INSTRUCTIONS FOR THE TASK
Every record should be repeated exactly, except that pictures are left out.

INFORMATION GIVEN
-*-*-

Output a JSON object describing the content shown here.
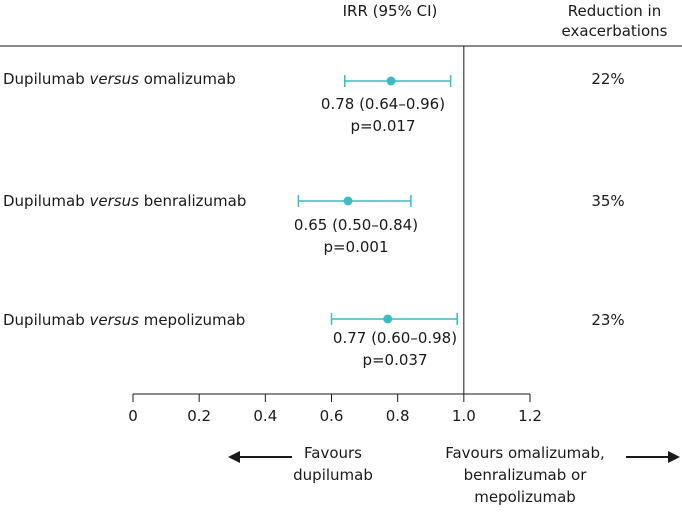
{
  "header": {
    "irr_label": "IRR (95% CI)",
    "reduction_line1": "Reduction in",
    "reduction_line2": "exacerbations"
  },
  "rows": [
    {
      "prefix": "Dupilumab ",
      "italic": "versus",
      "suffix": " omalizumab",
      "estimate_text": "0.78 (0.64–0.96)",
      "p_text": "p=0.017",
      "reduction": "22%"
    },
    {
      "prefix": "Dupilumab ",
      "italic": "versus",
      "suffix": " benralizumab",
      "estimate_text": "0.65 (0.50–0.84)",
      "p_text": "p=0.001",
      "reduction": "35%"
    },
    {
      "prefix": "Dupilumab ",
      "italic": "versus",
      "suffix": " mepolizumab",
      "estimate_text": "0.77 (0.60–0.98)",
      "p_text": "p=0.037",
      "reduction": "23%"
    }
  ],
  "favours": {
    "left_line1": "Favours",
    "left_line2": "dupilumab",
    "right_line1": "Favours omalizumab,",
    "right_line2": "benralizumab or",
    "right_line3": "mepolizumab"
  },
  "colors": {
    "marker": "#3bbcc0",
    "axis": "#1a1a1a"
  },
  "chart_data": {
    "type": "scatter",
    "categories": [
      "Dupilumab versus omalizumab",
      "Dupilumab versus benralizumab",
      "Dupilumab versus mepolizumab"
    ],
    "series": [
      {
        "values": [
          0.78,
          0.65,
          0.77
        ],
        "ci_low": [
          0.64,
          0.5,
          0.6
        ],
        "ci_high": [
          0.96,
          0.84,
          0.98
        ]
      }
    ],
    "xlim": [
      0,
      1.2
    ],
    "xticks": [
      0,
      0.2,
      0.4,
      0.6,
      0.8,
      1.0,
      1.2
    ],
    "xtick_labels": [
      "0",
      "0.2",
      "0.4",
      "0.6",
      "0.8",
      "1.0",
      "1.2"
    ],
    "reference_line": 1.0
  }
}
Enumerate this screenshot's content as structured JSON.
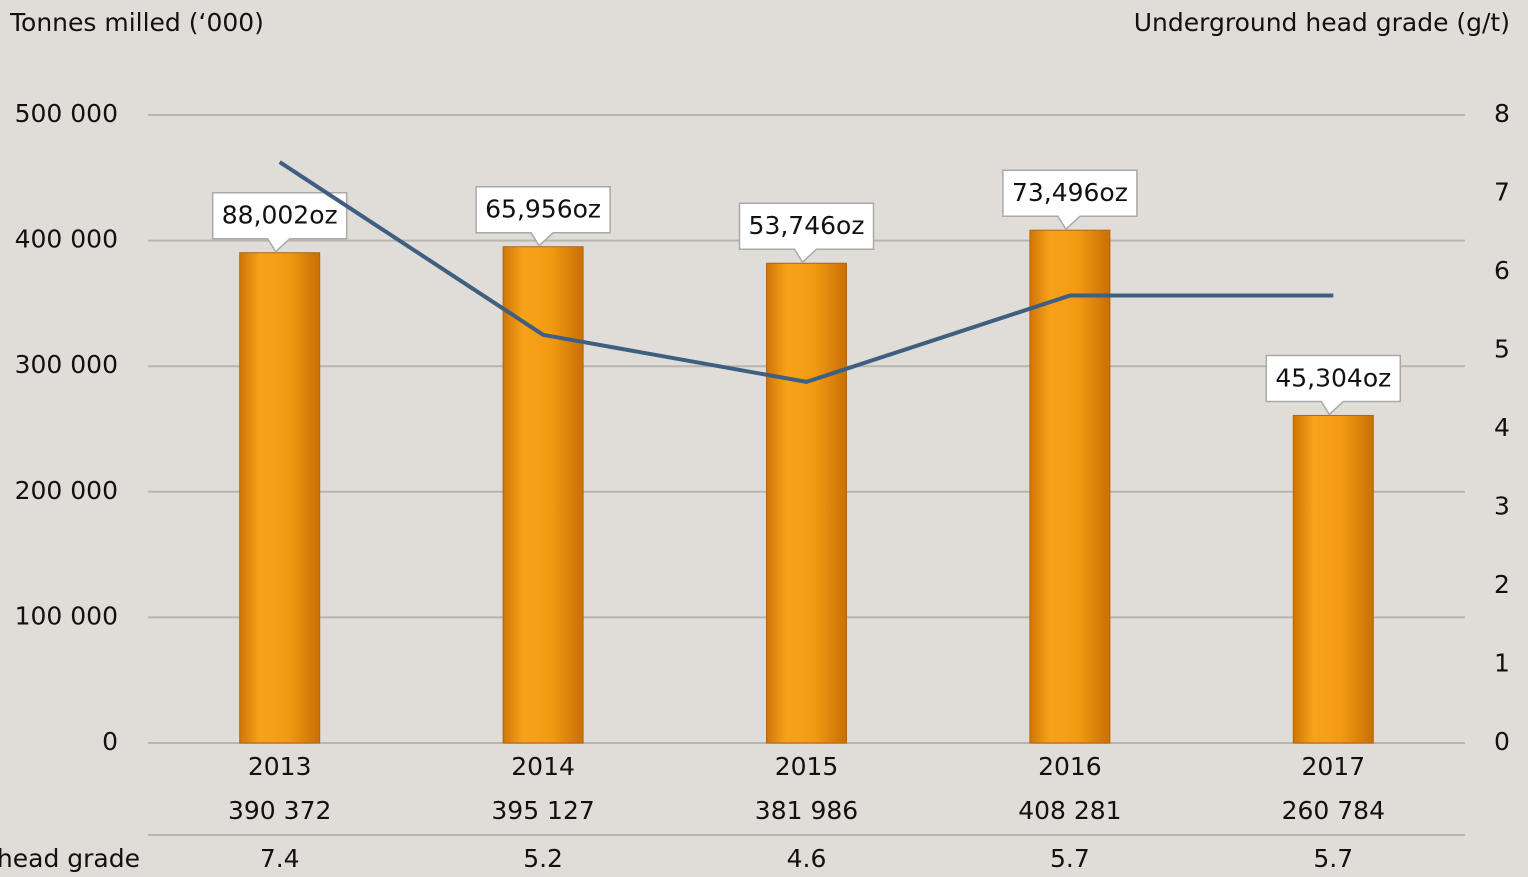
{
  "chart_data": {
    "type": "bar",
    "y_label": "Tonnes milled (‘000)",
    "y2_label": "Underground head grade (g/t)",
    "categories": [
      "2013",
      "2014",
      "2015",
      "2016",
      "2017"
    ],
    "series": [
      {
        "type": "bar",
        "color": "#f29a12",
        "values": [
          390372,
          395127,
          381986,
          408281,
          260784
        ],
        "value_labels": [
          "390 372",
          "395 127",
          "381 986",
          "408 281",
          "260 784"
        ],
        "annotations": [
          "88,002oz",
          "65,956oz",
          "53,746oz",
          "73,496oz",
          "45,304oz"
        ]
      },
      {
        "type": "line",
        "name": "head grade",
        "axis": "y2",
        "color": "#3e5f80",
        "values": [
          7.4,
          5.2,
          4.6,
          5.7,
          5.7
        ]
      }
    ],
    "ylim": [
      0,
      500000
    ],
    "yticks": [
      {
        "value": 0,
        "label": "0"
      },
      {
        "value": 100000,
        "label": "100 000"
      },
      {
        "value": 200000,
        "label": "200 000"
      },
      {
        "value": 300000,
        "label": "300 000"
      },
      {
        "value": 400000,
        "label": "400 000"
      },
      {
        "value": 500000,
        "label": "500 000"
      }
    ],
    "y2lim": [
      0,
      8
    ],
    "y2ticks": [
      0,
      1,
      2,
      3,
      4,
      5,
      6,
      7,
      8
    ],
    "grid": true
  }
}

-*-*-

REPLY TO THE EXERCISE
Output a JSON object describing the content shown here.
{
  "header": {
    "irr_label": "IRR (95% CI)",
    "reduction_line1": "Reduction in",
    "reduction_line2": "exacerbations"
  },
  "rows": [
    {
      "prefix": "Dupilumab ",
      "italic": "versus",
      "suffix": " omalizumab",
      "estimate_text": "0.78 (0.64–0.96)",
      "p_text": "p=0.017",
      "reduction": "22%"
    },
    {
      "prefix": "Dupilumab ",
      "italic": "versus",
      "suffix": " benralizumab",
      "estimate_text": "0.65 (0.50–0.84)",
      "p_text": "p=0.001",
      "reduction": "35%"
    },
    {
      "prefix": "Dupilumab ",
      "italic": "versus",
      "suffix": " mepolizumab",
      "estimate_text": "0.77 (0.60–0.98)",
      "p_text": "p=0.037",
      "reduction": "23%"
    }
  ],
  "favours": {
    "left_line1": "Favours",
    "left_line2": "dupilumab",
    "right_line1": "Favours omalizumab,",
    "right_line2": "benralizumab or",
    "right_line3": "mepolizumab"
  },
  "colors": {
    "marker": "#3bbcc0",
    "axis": "#1a1a1a"
  },
  "chart_data": {
    "type": "scatter",
    "categories": [
      "Dupilumab versus omalizumab",
      "Dupilumab versus benralizumab",
      "Dupilumab versus mepolizumab"
    ],
    "series": [
      {
        "values": [
          0.78,
          0.65,
          0.77
        ],
        "ci_low": [
          0.64,
          0.5,
          0.6
        ],
        "ci_high": [
          0.96,
          0.84,
          0.98
        ]
      }
    ],
    "xlim": [
      0,
      1.2
    ],
    "xticks": [
      0,
      0.2,
      0.4,
      0.6,
      0.8,
      1.0,
      1.2
    ],
    "xtick_labels": [
      "0",
      "0.2",
      "0.4",
      "0.6",
      "0.8",
      "1.0",
      "1.2"
    ],
    "reference_line": 1.0
  }
}
Enumerate this screenshot's content as structured JSON.
{
  "chart_data": {
    "type": "bar",
    "y_label": "Tonnes milled (‘000)",
    "y2_label": "Underground head grade (g/t)",
    "categories": [
      "2013",
      "2014",
      "2015",
      "2016",
      "2017"
    ],
    "series": [
      {
        "type": "bar",
        "color": "#f29a12",
        "values": [
          390372,
          395127,
          381986,
          408281,
          260784
        ],
        "value_labels": [
          "390 372",
          "395 127",
          "381 986",
          "408 281",
          "260 784"
        ],
        "annotations": [
          "88,002oz",
          "65,956oz",
          "53,746oz",
          "73,496oz",
          "45,304oz"
        ]
      },
      {
        "type": "line",
        "name": "head grade",
        "axis": "y2",
        "color": "#3e5f80",
        "values": [
          7.4,
          5.2,
          4.6,
          5.7,
          5.7
        ]
      }
    ],
    "ylim": [
      0,
      500000
    ],
    "yticks": [
      {
        "value": 0,
        "label": "0"
      },
      {
        "value": 100000,
        "label": "100 000"
      },
      {
        "value": 200000,
        "label": "200 000"
      },
      {
        "value": 300000,
        "label": "300 000"
      },
      {
        "value": 400000,
        "label": "400 000"
      },
      {
        "value": 500000,
        "label": "500 000"
      }
    ],
    "y2lim": [
      0,
      8
    ],
    "y2ticks": [
      0,
      1,
      2,
      3,
      4,
      5,
      6,
      7,
      8
    ],
    "grid": true
  }
}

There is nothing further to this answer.